# Exercise aim:
Output every entry exactly as written, skipping any pictures.

>> Start Data provided

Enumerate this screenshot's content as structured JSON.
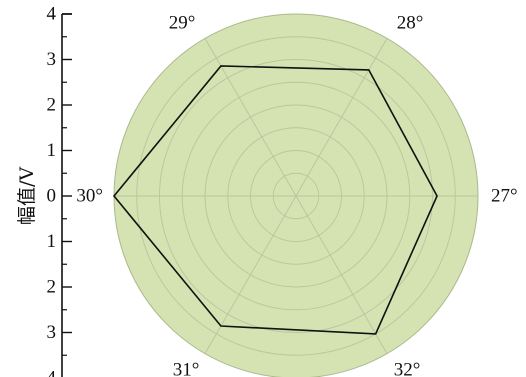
{
  "chart_data": {
    "type": "radar",
    "ylabel": "幅值/V",
    "r_range": [
      0,
      4
    ],
    "r_ticks": [
      0,
      1,
      2,
      3,
      4
    ],
    "axis_tick_labels": [
      "4",
      "3",
      "2",
      "1",
      "0",
      "1",
      "2",
      "3",
      "4"
    ],
    "categories": [
      "27°",
      "28°",
      "29°",
      "30°",
      "31°",
      "32°"
    ],
    "category_angles_deg": [
      0,
      60,
      120,
      180,
      240,
      300
    ],
    "series": [
      {
        "values": [
          3.1,
          3.2,
          3.3,
          4.0,
          3.3,
          3.5
        ]
      }
    ],
    "grid": true,
    "colors": {
      "fill": "#d4e3b1",
      "grid": "#b8c5a0",
      "line": "#111111",
      "axis": "#111111"
    }
  }
}
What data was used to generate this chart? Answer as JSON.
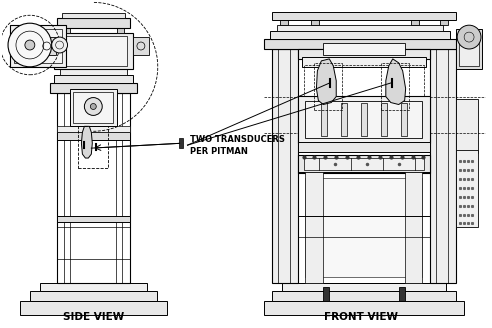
{
  "background_color": "#ffffff",
  "line_color": "#000000",
  "side_view_label": "SIDE VIEW",
  "front_view_label": "FRONT VIEW",
  "annotation_text": "TWO TRANSDUCERS\nPER PITMAN",
  "figsize": [
    4.92,
    3.28
  ],
  "dpi": 100
}
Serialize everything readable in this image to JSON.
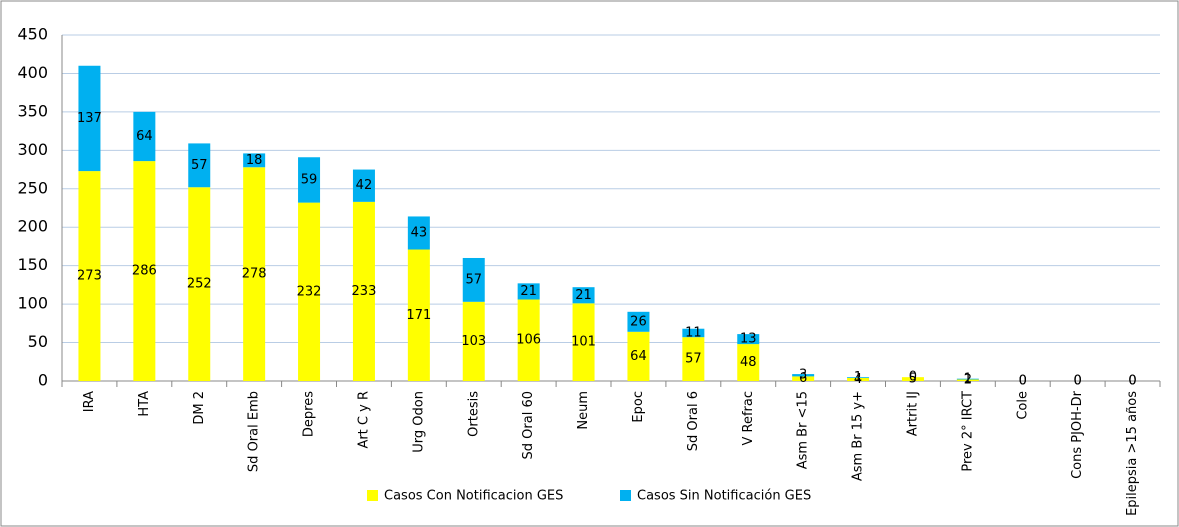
{
  "chart_data": {
    "type": "stacked_bar",
    "categories": [
      "IRA",
      "HTA",
      "DM 2",
      "Sd Oral Emb",
      "Depres",
      "Art C y R",
      "Urg Odon",
      "Ortesis",
      "Sd Oral 60",
      "Neum",
      "Epoc",
      "Sd Oral 6",
      "V Refrac",
      "Asm Br <15",
      "Asm Br 15 y+",
      "Artrit IJ",
      "Prev 2° IRCT",
      "Cole",
      "Cons PJOH-Dr",
      "Epilepsia >15 años"
    ],
    "series": [
      {
        "name": "Casos Con Notificacion GES",
        "color": "#ffff00",
        "values": [
          273,
          286,
          252,
          278,
          232,
          233,
          171,
          103,
          106,
          101,
          64,
          57,
          48,
          6,
          4,
          5,
          2,
          0,
          0,
          0
        ]
      },
      {
        "name": "Casos Sin Notificación GES",
        "color": "#00b0f0",
        "values": [
          137,
          64,
          57,
          18,
          59,
          42,
          43,
          57,
          21,
          21,
          26,
          11,
          13,
          3,
          1,
          0,
          1,
          0,
          0,
          0
        ]
      }
    ],
    "ylim": [
      0,
      450
    ],
    "yticks": [
      0,
      50,
      100,
      150,
      200,
      250,
      300,
      350,
      400,
      450
    ],
    "grid": true,
    "legend": "bottom"
  }
}
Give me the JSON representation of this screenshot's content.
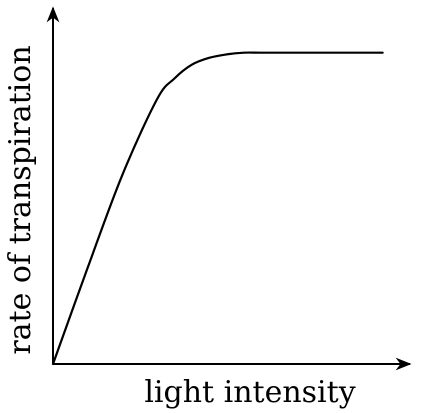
{
  "chart_data": {
    "type": "line",
    "title": "",
    "xlabel": "light intensity",
    "ylabel": "rate of transpiration",
    "xlim": [
      0,
      10
    ],
    "ylim": [
      0,
      10
    ],
    "grid": false,
    "legend": "none",
    "ticks": "none",
    "series": [
      {
        "color": "#000000",
        "x": [
          0,
          1,
          2,
          3,
          3.5,
          4,
          4.5,
          5,
          5.5,
          6,
          7,
          8,
          9,
          9.5
        ],
        "y": [
          0,
          2.8,
          5.5,
          7.7,
          8.3,
          8.7,
          8.9,
          9.0,
          9.05,
          9.05,
          9.05,
          9.05,
          9.05,
          9.05
        ]
      }
    ],
    "colors": {
      "axis": "#000000",
      "line": "#000000",
      "background": "#ffffff"
    }
  }
}
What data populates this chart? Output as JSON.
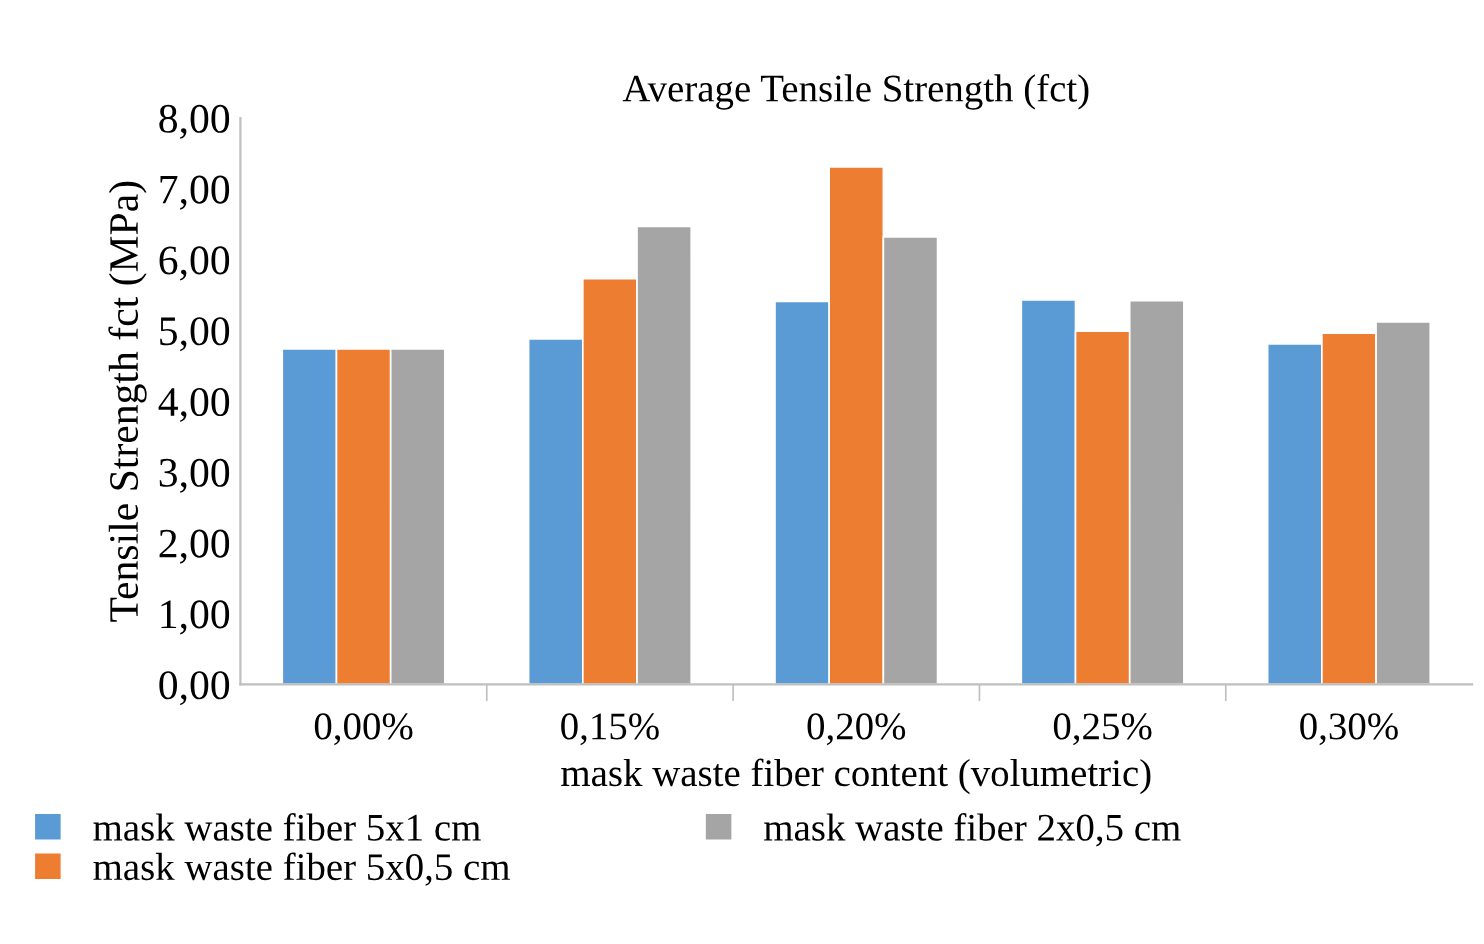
{
  "chart_data": {
    "type": "bar",
    "title": "Average Tensile Strength (fct)",
    "xlabel": "mask waste fiber content (volumetric)",
    "ylabel": "Tensile Strength fct (MPa)",
    "categories": [
      "0,00%",
      "0,15%",
      "0,20%",
      "0,25%",
      "0,30%"
    ],
    "series": [
      {
        "name": "mask waste fiber 5x1 cm",
        "color": "#5b9bd5",
        "values": [
          4.74,
          4.88,
          5.41,
          5.43,
          4.81
        ]
      },
      {
        "name": "mask waste fiber 5x0,5 cm",
        "color": "#ed7d31",
        "values": [
          4.74,
          5.73,
          7.31,
          4.99,
          4.96
        ]
      },
      {
        "name": "mask waste fiber 2x0,5 cm",
        "color": "#a5a5a5",
        "values": [
          4.74,
          6.47,
          6.32,
          5.42,
          5.12
        ]
      }
    ],
    "ylim": [
      0,
      8
    ],
    "yticks": [
      {
        "value": 0,
        "label": "0,00"
      },
      {
        "value": 1,
        "label": "1,00"
      },
      {
        "value": 2,
        "label": "2,00"
      },
      {
        "value": 3,
        "label": "3,00"
      },
      {
        "value": 4,
        "label": "4,00"
      },
      {
        "value": 5,
        "label": "5,00"
      },
      {
        "value": 6,
        "label": "6,00"
      },
      {
        "value": 7,
        "label": "7,00"
      },
      {
        "value": 8,
        "label": "8,00"
      }
    ],
    "grid": false,
    "legend": "bottom"
  }
}
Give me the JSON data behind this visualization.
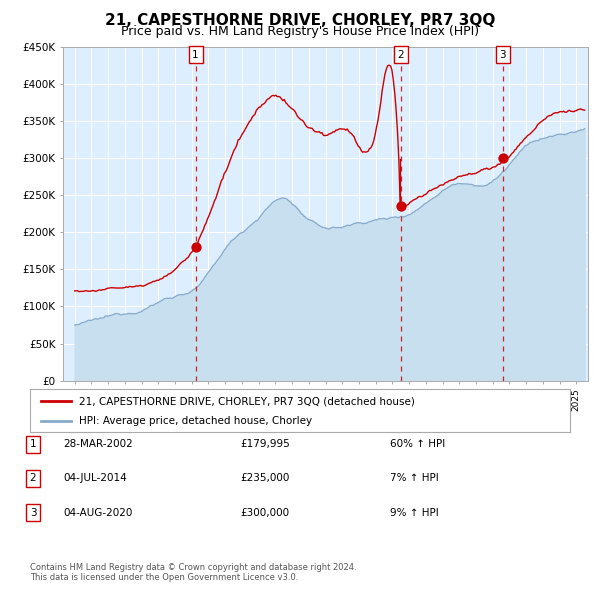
{
  "title": "21, CAPESTHORNE DRIVE, CHORLEY, PR7 3QQ",
  "subtitle": "Price paid vs. HM Land Registry's House Price Index (HPI)",
  "title_fontsize": 11,
  "subtitle_fontsize": 9,
  "bg_color": "#ddeeff",
  "grid_color": "#ffffff",
  "red_line_color": "#cc0000",
  "blue_line_color": "#88aacc",
  "blue_fill_color": "#c8dff0",
  "sale_dot_color": "#cc0000",
  "vline_color": "#cc0000",
  "yticks": [
    0,
    50000,
    100000,
    150000,
    200000,
    250000,
    300000,
    350000,
    400000,
    450000
  ],
  "ytick_labels": [
    "£0",
    "£50K",
    "£100K",
    "£150K",
    "£200K",
    "£250K",
    "£300K",
    "£350K",
    "£400K",
    "£450K"
  ],
  "xstart": 1995,
  "xend": 2025,
  "sale_dates": [
    2002.23,
    2014.5,
    2020.59
  ],
  "sale_prices": [
    179995,
    235000,
    300000
  ],
  "sale_labels": [
    "1",
    "2",
    "3"
  ],
  "sale_info": [
    {
      "num": "1",
      "date": "28-MAR-2002",
      "price": "£179,995",
      "pct": "60% ↑ HPI"
    },
    {
      "num": "2",
      "date": "04-JUL-2014",
      "price": "£235,000",
      "pct": "7% ↑ HPI"
    },
    {
      "num": "3",
      "date": "04-AUG-2020",
      "price": "£300,000",
      "pct": "9% ↑ HPI"
    }
  ],
  "legend_line1": "21, CAPESTHORNE DRIVE, CHORLEY, PR7 3QQ (detached house)",
  "legend_line2": "HPI: Average price, detached house, Chorley",
  "footnote": "Contains HM Land Registry data © Crown copyright and database right 2024.\nThis data is licensed under the Open Government Licence v3.0."
}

>> End Data provided

# Solution to the exercise:
Enumerate this screenshot's content as structured JSON.
{
  "chart_data": {
    "type": "radar",
    "ylabel": "幅值/V",
    "r_range": [
      0,
      4
    ],
    "r_ticks": [
      0,
      1,
      2,
      3,
      4
    ],
    "axis_tick_labels": [
      "4",
      "3",
      "2",
      "1",
      "0",
      "1",
      "2",
      "3",
      "4"
    ],
    "categories": [
      "27°",
      "28°",
      "29°",
      "30°",
      "31°",
      "32°"
    ],
    "category_angles_deg": [
      0,
      60,
      120,
      180,
      240,
      300
    ],
    "series": [
      {
        "values": [
          3.1,
          3.2,
          3.3,
          4.0,
          3.3,
          3.5
        ]
      }
    ],
    "grid": true,
    "colors": {
      "fill": "#d4e3b1",
      "grid": "#b8c5a0",
      "line": "#111111",
      "axis": "#111111"
    }
  }
}
What data was used to generate this chart? Answer as JSON.
{
  "background_color": "#ffffff",
  "line_color": "#000000",
  "side_view_label": "SIDE VIEW",
  "front_view_label": "FRONT VIEW",
  "annotation_text": "TWO TRANSDUCERS\nPER PITMAN",
  "figsize": [
    4.92,
    3.28
  ],
  "dpi": 100
}
Serialize everything readable in this image to JSON.
{
  "chart_data": {
    "type": "stacked_bar",
    "categories": [
      "IRA",
      "HTA",
      "DM 2",
      "Sd Oral Emb",
      "Depres",
      "Art C y R",
      "Urg Odon",
      "Ortesis",
      "Sd Oral 60",
      "Neum",
      "Epoc",
      "Sd Oral 6",
      "V Refrac",
      "Asm Br <15",
      "Asm Br 15 y+",
      "Artrit IJ",
      "Prev 2° IRCT",
      "Cole",
      "Cons PJOH-Dr",
      "Epilepsia >15 años"
    ],
    "series": [
      {
        "name": "Casos Con Notificacion GES",
        "color": "#ffff00",
        "values": [
          273,
          286,
          252,
          278,
          232,
          233,
          171,
          103,
          106,
          101,
          64,
          57,
          48,
          6,
          4,
          5,
          2,
          0,
          0,
          0
        ]
      },
      {
        "name": "Casos Sin Notificación GES",
        "color": "#00b0f0",
        "values": [
          137,
          64,
          57,
          18,
          59,
          42,
          43,
          57,
          21,
          21,
          26,
          11,
          13,
          3,
          1,
          0,
          1,
          0,
          0,
          0
        ]
      }
    ],
    "ylim": [
      0,
      450
    ],
    "yticks": [
      0,
      50,
      100,
      150,
      200,
      250,
      300,
      350,
      400,
      450
    ],
    "grid": true,
    "legend": "bottom"
  }
}
Give me the JSON representation of this screenshot's content.
{
  "chart_data": {
    "type": "line",
    "title": "",
    "xlabel": "light intensity",
    "ylabel": "rate of transpiration",
    "xlim": [
      0,
      10
    ],
    "ylim": [
      0,
      10
    ],
    "grid": false,
    "legend": "none",
    "ticks": "none",
    "series": [
      {
        "color": "#000000",
        "x": [
          0,
          1,
          2,
          3,
          3.5,
          4,
          4.5,
          5,
          5.5,
          6,
          7,
          8,
          9,
          9.5
        ],
        "y": [
          0,
          2.8,
          5.5,
          7.7,
          8.3,
          8.7,
          8.9,
          9.0,
          9.05,
          9.05,
          9.05,
          9.05,
          9.05,
          9.05
        ]
      }
    ],
    "colors": {
      "axis": "#000000",
      "line": "#000000",
      "background": "#ffffff"
    }
  }
}
What data populates this chart? Output as JSON.
{
  "chart_data": {
    "type": "bar",
    "title": "Average Tensile Strength (fct)",
    "xlabel": "mask waste fiber content (volumetric)",
    "ylabel": "Tensile Strength fct (MPa)",
    "categories": [
      "0,00%",
      "0,15%",
      "0,20%",
      "0,25%",
      "0,30%"
    ],
    "series": [
      {
        "name": "mask waste fiber 5x1 cm",
        "color": "#5b9bd5",
        "values": [
          4.74,
          4.88,
          5.41,
          5.43,
          4.81
        ]
      },
      {
        "name": "mask waste fiber 5x0,5 cm",
        "color": "#ed7d31",
        "values": [
          4.74,
          5.73,
          7.31,
          4.99,
          4.96
        ]
      },
      {
        "name": "mask waste fiber 2x0,5 cm",
        "color": "#a5a5a5",
        "values": [
          4.74,
          6.47,
          6.32,
          5.42,
          5.12
        ]
      }
    ],
    "ylim": [
      0,
      8
    ],
    "yticks": [
      {
        "value": 0,
        "label": "0,00"
      },
      {
        "value": 1,
        "label": "1,00"
      },
      {
        "value": 2,
        "label": "2,00"
      },
      {
        "value": 3,
        "label": "3,00"
      },
      {
        "value": 4,
        "label": "4,00"
      },
      {
        "value": 5,
        "label": "5,00"
      },
      {
        "value": 6,
        "label": "6,00"
      },
      {
        "value": 7,
        "label": "7,00"
      },
      {
        "value": 8,
        "label": "8,00"
      }
    ],
    "grid": false,
    "legend": "bottom"
  }
}
Give me the JSON data behind this visualization.
{
  "title": "21, CAPESTHORNE DRIVE, CHORLEY, PR7 3QQ",
  "subtitle": "Price paid vs. HM Land Registry's House Price Index (HPI)",
  "title_fontsize": 11,
  "subtitle_fontsize": 9,
  "bg_color": "#ddeeff",
  "grid_color": "#ffffff",
  "red_line_color": "#cc0000",
  "blue_line_color": "#88aacc",
  "blue_fill_color": "#c8dff0",
  "sale_dot_color": "#cc0000",
  "vline_color": "#cc0000",
  "yticks": [
    0,
    50000,
    100000,
    150000,
    200000,
    250000,
    300000,
    350000,
    400000,
    450000
  ],
  "ytick_labels": [
    "£0",
    "£50K",
    "£100K",
    "£150K",
    "£200K",
    "£250K",
    "£300K",
    "£350K",
    "£400K",
    "£450K"
  ],
  "xstart": 1995,
  "xend": 2025,
  "sale_dates": [
    2002.23,
    2014.5,
    2020.59
  ],
  "sale_prices": [
    179995,
    235000,
    300000
  ],
  "sale_labels": [
    "1",
    "2",
    "3"
  ],
  "sale_info": [
    {
      "num": "1",
      "date": "28-MAR-2002",
      "price": "£179,995",
      "pct": "60% ↑ HPI"
    },
    {
      "num": "2",
      "date": "04-JUL-2014",
      "price": "£235,000",
      "pct": "7% ↑ HPI"
    },
    {
      "num": "3",
      "date": "04-AUG-2020",
      "price": "£300,000",
      "pct": "9% ↑ HPI"
    }
  ],
  "legend_line1": "21, CAPESTHORNE DRIVE, CHORLEY, PR7 3QQ (detached house)",
  "legend_line2": "HPI: Average price, detached house, Chorley",
  "footnote": "Contains HM Land Registry data © Crown copyright and database right 2024.\nThis data is licensed under the Open Government Licence v3.0."
}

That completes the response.